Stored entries
□ □ □ □

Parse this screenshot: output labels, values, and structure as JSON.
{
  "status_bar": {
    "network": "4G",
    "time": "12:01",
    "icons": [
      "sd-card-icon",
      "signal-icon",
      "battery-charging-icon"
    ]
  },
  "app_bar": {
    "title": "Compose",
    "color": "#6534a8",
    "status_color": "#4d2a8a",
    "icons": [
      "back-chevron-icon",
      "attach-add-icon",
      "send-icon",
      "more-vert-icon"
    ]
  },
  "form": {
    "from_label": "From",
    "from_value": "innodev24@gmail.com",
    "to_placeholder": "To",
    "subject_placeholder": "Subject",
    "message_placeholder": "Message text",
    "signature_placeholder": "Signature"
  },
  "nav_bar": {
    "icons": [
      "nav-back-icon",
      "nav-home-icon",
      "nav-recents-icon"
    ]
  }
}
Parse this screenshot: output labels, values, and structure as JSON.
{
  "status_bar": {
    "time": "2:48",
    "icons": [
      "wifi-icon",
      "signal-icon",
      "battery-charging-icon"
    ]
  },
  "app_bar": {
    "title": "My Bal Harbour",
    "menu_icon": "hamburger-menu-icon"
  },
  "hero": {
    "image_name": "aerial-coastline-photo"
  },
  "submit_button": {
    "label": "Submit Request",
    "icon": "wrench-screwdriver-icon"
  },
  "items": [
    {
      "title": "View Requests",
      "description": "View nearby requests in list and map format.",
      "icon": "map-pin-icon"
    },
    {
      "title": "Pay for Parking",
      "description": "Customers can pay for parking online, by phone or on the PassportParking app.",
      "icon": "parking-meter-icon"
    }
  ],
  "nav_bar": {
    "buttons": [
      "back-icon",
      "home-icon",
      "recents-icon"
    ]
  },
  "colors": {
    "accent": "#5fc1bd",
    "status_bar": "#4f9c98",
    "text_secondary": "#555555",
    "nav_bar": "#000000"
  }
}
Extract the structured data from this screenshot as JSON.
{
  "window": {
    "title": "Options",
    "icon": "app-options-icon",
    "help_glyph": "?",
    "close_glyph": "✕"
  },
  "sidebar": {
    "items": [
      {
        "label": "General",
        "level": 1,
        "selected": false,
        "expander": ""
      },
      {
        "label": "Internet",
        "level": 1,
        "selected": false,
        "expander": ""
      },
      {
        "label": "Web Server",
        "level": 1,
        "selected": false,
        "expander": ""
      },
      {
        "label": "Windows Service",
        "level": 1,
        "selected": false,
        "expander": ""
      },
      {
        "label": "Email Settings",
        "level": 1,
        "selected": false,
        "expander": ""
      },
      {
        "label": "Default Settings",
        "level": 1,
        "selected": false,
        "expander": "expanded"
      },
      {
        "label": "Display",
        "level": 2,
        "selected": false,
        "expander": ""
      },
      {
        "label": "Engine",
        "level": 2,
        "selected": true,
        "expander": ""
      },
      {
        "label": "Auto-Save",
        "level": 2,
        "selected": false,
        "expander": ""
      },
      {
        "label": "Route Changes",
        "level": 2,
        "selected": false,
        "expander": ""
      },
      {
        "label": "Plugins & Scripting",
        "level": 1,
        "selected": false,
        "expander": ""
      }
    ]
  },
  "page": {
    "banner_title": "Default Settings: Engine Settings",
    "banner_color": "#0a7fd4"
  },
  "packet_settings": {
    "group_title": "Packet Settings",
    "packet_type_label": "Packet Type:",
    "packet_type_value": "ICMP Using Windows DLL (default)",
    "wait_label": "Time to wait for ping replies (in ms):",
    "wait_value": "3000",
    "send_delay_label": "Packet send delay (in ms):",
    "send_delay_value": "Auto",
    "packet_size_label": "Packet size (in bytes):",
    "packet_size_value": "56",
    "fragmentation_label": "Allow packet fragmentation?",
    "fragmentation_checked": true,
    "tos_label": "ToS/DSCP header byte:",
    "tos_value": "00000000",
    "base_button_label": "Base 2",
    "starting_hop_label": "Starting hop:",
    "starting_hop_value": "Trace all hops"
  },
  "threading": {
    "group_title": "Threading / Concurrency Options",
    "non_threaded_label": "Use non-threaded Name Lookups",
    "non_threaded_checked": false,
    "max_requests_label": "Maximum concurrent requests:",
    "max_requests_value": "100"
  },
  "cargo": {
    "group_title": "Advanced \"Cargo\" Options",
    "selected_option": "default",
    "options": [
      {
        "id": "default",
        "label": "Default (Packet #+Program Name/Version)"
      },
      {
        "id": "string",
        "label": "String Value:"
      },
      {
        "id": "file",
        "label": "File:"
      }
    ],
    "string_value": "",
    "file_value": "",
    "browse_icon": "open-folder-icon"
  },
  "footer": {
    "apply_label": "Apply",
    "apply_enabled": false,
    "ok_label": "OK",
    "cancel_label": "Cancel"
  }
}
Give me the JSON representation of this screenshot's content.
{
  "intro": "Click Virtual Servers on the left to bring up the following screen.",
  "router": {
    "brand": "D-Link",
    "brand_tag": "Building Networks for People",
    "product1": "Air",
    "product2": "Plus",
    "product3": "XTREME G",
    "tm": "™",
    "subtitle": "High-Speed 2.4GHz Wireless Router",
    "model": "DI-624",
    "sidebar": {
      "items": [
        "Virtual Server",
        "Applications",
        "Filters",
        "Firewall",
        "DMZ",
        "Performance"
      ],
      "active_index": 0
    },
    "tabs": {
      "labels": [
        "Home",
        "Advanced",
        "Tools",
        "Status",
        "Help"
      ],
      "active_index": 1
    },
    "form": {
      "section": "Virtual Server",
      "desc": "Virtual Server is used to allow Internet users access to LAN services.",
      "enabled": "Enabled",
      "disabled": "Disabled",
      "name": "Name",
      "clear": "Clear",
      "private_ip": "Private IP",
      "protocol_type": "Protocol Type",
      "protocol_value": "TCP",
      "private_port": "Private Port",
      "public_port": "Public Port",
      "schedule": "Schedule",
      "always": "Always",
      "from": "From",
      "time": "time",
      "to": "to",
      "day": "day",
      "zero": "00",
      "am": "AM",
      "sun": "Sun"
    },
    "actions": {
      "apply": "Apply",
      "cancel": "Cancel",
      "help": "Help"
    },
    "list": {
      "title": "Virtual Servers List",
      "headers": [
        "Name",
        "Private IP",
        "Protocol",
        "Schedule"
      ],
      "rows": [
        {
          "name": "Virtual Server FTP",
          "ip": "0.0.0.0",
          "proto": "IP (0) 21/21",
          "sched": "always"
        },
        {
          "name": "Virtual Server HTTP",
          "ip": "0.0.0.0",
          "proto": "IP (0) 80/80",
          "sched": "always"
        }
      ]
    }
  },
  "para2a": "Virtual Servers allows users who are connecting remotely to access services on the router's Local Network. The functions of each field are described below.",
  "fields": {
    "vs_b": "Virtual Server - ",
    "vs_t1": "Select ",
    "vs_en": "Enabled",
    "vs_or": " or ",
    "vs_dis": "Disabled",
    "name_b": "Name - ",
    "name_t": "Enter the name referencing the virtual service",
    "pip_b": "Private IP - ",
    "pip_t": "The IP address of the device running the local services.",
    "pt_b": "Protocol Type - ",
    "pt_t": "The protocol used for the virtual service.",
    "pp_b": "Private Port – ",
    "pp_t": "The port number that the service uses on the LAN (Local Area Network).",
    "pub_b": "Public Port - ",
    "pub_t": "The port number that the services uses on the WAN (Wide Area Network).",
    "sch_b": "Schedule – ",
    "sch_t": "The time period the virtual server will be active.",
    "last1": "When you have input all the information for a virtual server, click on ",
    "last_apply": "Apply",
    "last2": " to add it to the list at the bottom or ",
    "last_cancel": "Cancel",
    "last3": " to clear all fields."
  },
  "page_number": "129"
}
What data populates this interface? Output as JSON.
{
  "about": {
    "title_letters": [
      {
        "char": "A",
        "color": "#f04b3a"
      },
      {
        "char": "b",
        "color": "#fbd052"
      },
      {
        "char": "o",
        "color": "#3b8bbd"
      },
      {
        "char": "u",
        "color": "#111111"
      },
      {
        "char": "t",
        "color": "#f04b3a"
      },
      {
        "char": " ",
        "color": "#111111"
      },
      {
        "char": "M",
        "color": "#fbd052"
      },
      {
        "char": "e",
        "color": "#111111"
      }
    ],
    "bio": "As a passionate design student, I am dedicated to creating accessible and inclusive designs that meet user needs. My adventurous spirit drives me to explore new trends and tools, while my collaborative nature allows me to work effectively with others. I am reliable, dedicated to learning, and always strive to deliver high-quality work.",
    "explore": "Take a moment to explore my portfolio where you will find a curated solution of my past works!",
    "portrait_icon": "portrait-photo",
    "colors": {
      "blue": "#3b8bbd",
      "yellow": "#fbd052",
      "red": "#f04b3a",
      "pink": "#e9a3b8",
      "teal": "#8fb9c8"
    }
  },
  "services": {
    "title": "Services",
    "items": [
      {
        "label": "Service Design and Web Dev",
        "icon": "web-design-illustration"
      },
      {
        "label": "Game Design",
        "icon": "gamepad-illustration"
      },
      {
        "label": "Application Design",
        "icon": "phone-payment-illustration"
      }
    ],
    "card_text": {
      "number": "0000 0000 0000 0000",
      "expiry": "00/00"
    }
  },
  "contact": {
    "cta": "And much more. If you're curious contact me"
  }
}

□ □ □ □

▶ _TASK OBJECTIVE_: Give only the number of lines in the records that contain the string "uses".

▶ _RESULT OF THE TASK_: 2